• **EXERCISE INSTRUCTIONS**:
Quote the records beneath, complete and exact. Leave out images.

• **DATA FOR THE TASK**:
===============
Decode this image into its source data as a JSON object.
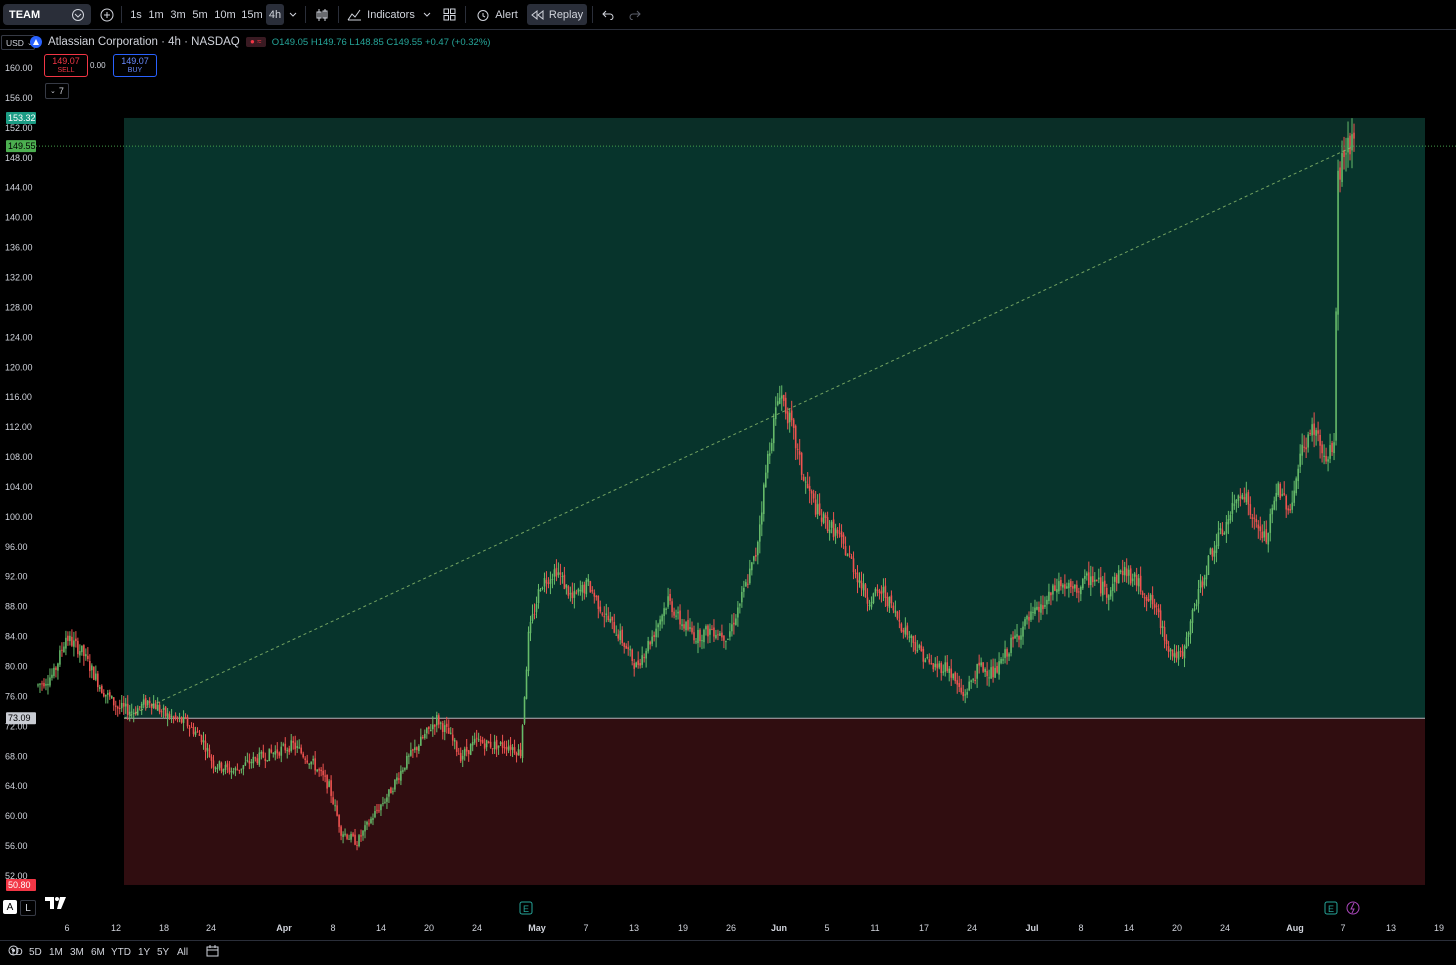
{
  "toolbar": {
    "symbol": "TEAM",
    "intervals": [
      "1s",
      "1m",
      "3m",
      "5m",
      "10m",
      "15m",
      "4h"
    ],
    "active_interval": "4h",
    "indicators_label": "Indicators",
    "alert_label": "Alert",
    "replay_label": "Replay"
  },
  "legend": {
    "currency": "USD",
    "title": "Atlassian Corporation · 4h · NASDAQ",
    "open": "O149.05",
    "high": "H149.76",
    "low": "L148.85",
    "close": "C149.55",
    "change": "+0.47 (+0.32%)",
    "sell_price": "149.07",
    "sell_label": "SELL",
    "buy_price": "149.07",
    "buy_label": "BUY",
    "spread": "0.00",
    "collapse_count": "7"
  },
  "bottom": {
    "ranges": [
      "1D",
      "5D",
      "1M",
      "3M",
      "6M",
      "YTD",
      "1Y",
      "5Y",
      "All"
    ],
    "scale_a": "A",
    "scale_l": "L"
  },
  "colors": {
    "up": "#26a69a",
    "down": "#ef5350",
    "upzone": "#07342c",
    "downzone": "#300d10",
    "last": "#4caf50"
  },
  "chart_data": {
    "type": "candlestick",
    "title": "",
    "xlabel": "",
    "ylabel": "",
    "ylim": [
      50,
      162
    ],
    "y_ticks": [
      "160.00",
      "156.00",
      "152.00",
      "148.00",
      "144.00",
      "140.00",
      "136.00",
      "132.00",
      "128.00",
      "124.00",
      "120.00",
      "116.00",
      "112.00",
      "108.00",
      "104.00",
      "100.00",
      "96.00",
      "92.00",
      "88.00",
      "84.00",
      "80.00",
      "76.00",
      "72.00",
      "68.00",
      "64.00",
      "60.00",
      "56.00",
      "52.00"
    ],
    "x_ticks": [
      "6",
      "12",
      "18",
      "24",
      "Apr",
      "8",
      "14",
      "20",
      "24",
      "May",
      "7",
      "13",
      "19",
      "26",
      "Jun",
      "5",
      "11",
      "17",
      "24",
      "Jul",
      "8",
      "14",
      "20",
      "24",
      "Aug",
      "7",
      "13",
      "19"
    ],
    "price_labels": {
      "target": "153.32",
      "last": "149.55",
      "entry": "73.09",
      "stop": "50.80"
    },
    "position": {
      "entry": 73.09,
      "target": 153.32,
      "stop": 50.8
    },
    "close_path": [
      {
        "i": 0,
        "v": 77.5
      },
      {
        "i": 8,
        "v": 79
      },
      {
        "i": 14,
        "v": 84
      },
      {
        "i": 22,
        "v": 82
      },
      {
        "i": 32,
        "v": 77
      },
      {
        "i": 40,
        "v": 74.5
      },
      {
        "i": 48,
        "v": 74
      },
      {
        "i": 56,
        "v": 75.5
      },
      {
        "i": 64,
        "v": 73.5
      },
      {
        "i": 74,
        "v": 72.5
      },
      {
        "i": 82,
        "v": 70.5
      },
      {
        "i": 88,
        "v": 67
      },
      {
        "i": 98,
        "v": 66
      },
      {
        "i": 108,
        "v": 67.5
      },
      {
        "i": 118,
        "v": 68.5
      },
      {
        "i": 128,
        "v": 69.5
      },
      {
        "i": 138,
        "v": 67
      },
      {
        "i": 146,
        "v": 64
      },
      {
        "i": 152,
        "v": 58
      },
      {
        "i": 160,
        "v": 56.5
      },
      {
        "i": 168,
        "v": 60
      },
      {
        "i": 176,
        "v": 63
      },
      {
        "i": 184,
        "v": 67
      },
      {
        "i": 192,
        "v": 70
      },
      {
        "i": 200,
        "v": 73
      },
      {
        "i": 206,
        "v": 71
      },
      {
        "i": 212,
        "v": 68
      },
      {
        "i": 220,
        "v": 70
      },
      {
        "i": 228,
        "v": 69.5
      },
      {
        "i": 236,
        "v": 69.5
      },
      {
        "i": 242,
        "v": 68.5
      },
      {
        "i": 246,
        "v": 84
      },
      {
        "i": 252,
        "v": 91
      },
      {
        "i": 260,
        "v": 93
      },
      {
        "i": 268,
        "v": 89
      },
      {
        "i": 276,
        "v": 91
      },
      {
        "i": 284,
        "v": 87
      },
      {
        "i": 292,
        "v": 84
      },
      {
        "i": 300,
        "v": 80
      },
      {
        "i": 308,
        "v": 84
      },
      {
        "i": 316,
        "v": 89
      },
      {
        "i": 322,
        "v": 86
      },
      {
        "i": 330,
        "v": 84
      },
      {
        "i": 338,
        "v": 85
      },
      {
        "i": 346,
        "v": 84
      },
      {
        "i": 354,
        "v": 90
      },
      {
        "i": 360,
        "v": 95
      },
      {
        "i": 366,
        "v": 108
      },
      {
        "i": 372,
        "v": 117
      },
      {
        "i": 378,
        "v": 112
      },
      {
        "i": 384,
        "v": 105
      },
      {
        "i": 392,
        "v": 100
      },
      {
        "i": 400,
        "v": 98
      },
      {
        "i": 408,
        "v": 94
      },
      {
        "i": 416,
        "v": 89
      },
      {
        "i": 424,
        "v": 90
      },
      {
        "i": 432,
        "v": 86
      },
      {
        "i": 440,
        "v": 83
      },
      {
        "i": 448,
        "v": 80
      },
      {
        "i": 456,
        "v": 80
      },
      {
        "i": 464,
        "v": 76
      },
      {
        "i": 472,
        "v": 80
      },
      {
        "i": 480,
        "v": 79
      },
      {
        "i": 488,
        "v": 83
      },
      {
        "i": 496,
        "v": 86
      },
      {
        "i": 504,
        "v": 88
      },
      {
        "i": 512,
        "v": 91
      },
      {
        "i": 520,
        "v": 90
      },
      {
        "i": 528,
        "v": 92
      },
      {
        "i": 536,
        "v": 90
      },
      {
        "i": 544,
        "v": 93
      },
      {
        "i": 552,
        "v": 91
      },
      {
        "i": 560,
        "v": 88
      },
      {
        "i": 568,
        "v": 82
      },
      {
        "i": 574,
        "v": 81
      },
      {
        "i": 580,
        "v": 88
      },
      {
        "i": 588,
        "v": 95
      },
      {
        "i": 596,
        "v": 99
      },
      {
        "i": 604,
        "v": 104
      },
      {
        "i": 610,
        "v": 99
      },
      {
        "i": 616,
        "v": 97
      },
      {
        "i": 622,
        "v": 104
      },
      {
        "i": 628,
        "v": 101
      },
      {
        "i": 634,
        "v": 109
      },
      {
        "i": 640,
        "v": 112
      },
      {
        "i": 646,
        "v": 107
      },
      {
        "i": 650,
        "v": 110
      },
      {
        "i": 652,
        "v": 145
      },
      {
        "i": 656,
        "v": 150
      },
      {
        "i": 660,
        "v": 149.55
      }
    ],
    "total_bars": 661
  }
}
===============
• **WRITTEN RESPONSE**:
Decode this image into its source data as a JSON object.
{
  "toolbar": {
    "symbol": "TEAM",
    "intervals": [
      "1s",
      "1m",
      "3m",
      "5m",
      "10m",
      "15m",
      "4h"
    ],
    "active_interval": "4h",
    "indicators_label": "Indicators",
    "alert_label": "Alert",
    "replay_label": "Replay"
  },
  "legend": {
    "currency": "USD",
    "title": "Atlassian Corporation · 4h · NASDAQ",
    "open": "O149.05",
    "high": "H149.76",
    "low": "L148.85",
    "close": "C149.55",
    "change": "+0.47 (+0.32%)",
    "sell_price": "149.07",
    "sell_label": "SELL",
    "buy_price": "149.07",
    "buy_label": "BUY",
    "spread": "0.00",
    "collapse_count": "7"
  },
  "bottom": {
    "ranges": [
      "1D",
      "5D",
      "1M",
      "3M",
      "6M",
      "YTD",
      "1Y",
      "5Y",
      "All"
    ],
    "scale_a": "A",
    "scale_l": "L"
  },
  "colors": {
    "up": "#26a69a",
    "down": "#ef5350",
    "upzone": "#07342c",
    "downzone": "#300d10",
    "last": "#4caf50"
  },
  "chart_data": {
    "type": "candlestick",
    "title": "",
    "xlabel": "",
    "ylabel": "",
    "ylim": [
      50,
      162
    ],
    "y_ticks": [
      "160.00",
      "156.00",
      "152.00",
      "148.00",
      "144.00",
      "140.00",
      "136.00",
      "132.00",
      "128.00",
      "124.00",
      "120.00",
      "116.00",
      "112.00",
      "108.00",
      "104.00",
      "100.00",
      "96.00",
      "92.00",
      "88.00",
      "84.00",
      "80.00",
      "76.00",
      "72.00",
      "68.00",
      "64.00",
      "60.00",
      "56.00",
      "52.00"
    ],
    "x_ticks": [
      "6",
      "12",
      "18",
      "24",
      "Apr",
      "8",
      "14",
      "20",
      "24",
      "May",
      "7",
      "13",
      "19",
      "26",
      "Jun",
      "5",
      "11",
      "17",
      "24",
      "Jul",
      "8",
      "14",
      "20",
      "24",
      "Aug",
      "7",
      "13",
      "19"
    ],
    "price_labels": {
      "target": "153.32",
      "last": "149.55",
      "entry": "73.09",
      "stop": "50.80"
    },
    "position": {
      "entry": 73.09,
      "target": 153.32,
      "stop": 50.8
    },
    "close_path": [
      {
        "i": 0,
        "v": 77.5
      },
      {
        "i": 8,
        "v": 79
      },
      {
        "i": 14,
        "v": 84
      },
      {
        "i": 22,
        "v": 82
      },
      {
        "i": 32,
        "v": 77
      },
      {
        "i": 40,
        "v": 74.5
      },
      {
        "i": 48,
        "v": 74
      },
      {
        "i": 56,
        "v": 75.5
      },
      {
        "i": 64,
        "v": 73.5
      },
      {
        "i": 74,
        "v": 72.5
      },
      {
        "i": 82,
        "v": 70.5
      },
      {
        "i": 88,
        "v": 67
      },
      {
        "i": 98,
        "v": 66
      },
      {
        "i": 108,
        "v": 67.5
      },
      {
        "i": 118,
        "v": 68.5
      },
      {
        "i": 128,
        "v": 69.5
      },
      {
        "i": 138,
        "v": 67
      },
      {
        "i": 146,
        "v": 64
      },
      {
        "i": 152,
        "v": 58
      },
      {
        "i": 160,
        "v": 56.5
      },
      {
        "i": 168,
        "v": 60
      },
      {
        "i": 176,
        "v": 63
      },
      {
        "i": 184,
        "v": 67
      },
      {
        "i": 192,
        "v": 70
      },
      {
        "i": 200,
        "v": 73
      },
      {
        "i": 206,
        "v": 71
      },
      {
        "i": 212,
        "v": 68
      },
      {
        "i": 220,
        "v": 70
      },
      {
        "i": 228,
        "v": 69.5
      },
      {
        "i": 236,
        "v": 69.5
      },
      {
        "i": 242,
        "v": 68.5
      },
      {
        "i": 246,
        "v": 84
      },
      {
        "i": 252,
        "v": 91
      },
      {
        "i": 260,
        "v": 93
      },
      {
        "i": 268,
        "v": 89
      },
      {
        "i": 276,
        "v": 91
      },
      {
        "i": 284,
        "v": 87
      },
      {
        "i": 292,
        "v": 84
      },
      {
        "i": 300,
        "v": 80
      },
      {
        "i": 308,
        "v": 84
      },
      {
        "i": 316,
        "v": 89
      },
      {
        "i": 322,
        "v": 86
      },
      {
        "i": 330,
        "v": 84
      },
      {
        "i": 338,
        "v": 85
      },
      {
        "i": 346,
        "v": 84
      },
      {
        "i": 354,
        "v": 90
      },
      {
        "i": 360,
        "v": 95
      },
      {
        "i": 366,
        "v": 108
      },
      {
        "i": 372,
        "v": 117
      },
      {
        "i": 378,
        "v": 112
      },
      {
        "i": 384,
        "v": 105
      },
      {
        "i": 392,
        "v": 100
      },
      {
        "i": 400,
        "v": 98
      },
      {
        "i": 408,
        "v": 94
      },
      {
        "i": 416,
        "v": 89
      },
      {
        "i": 424,
        "v": 90
      },
      {
        "i": 432,
        "v": 86
      },
      {
        "i": 440,
        "v": 83
      },
      {
        "i": 448,
        "v": 80
      },
      {
        "i": 456,
        "v": 80
      },
      {
        "i": 464,
        "v": 76
      },
      {
        "i": 472,
        "v": 80
      },
      {
        "i": 480,
        "v": 79
      },
      {
        "i": 488,
        "v": 83
      },
      {
        "i": 496,
        "v": 86
      },
      {
        "i": 504,
        "v": 88
      },
      {
        "i": 512,
        "v": 91
      },
      {
        "i": 520,
        "v": 90
      },
      {
        "i": 528,
        "v": 92
      },
      {
        "i": 536,
        "v": 90
      },
      {
        "i": 544,
        "v": 93
      },
      {
        "i": 552,
        "v": 91
      },
      {
        "i": 560,
        "v": 88
      },
      {
        "i": 568,
        "v": 82
      },
      {
        "i": 574,
        "v": 81
      },
      {
        "i": 580,
        "v": 88
      },
      {
        "i": 588,
        "v": 95
      },
      {
        "i": 596,
        "v": 99
      },
      {
        "i": 604,
        "v": 104
      },
      {
        "i": 610,
        "v": 99
      },
      {
        "i": 616,
        "v": 97
      },
      {
        "i": 622,
        "v": 104
      },
      {
        "i": 628,
        "v": 101
      },
      {
        "i": 634,
        "v": 109
      },
      {
        "i": 640,
        "v": 112
      },
      {
        "i": 646,
        "v": 107
      },
      {
        "i": 650,
        "v": 110
      },
      {
        "i": 652,
        "v": 145
      },
      {
        "i": 656,
        "v": 150
      },
      {
        "i": 660,
        "v": 149.55
      }
    ],
    "total_bars": 661
  }
}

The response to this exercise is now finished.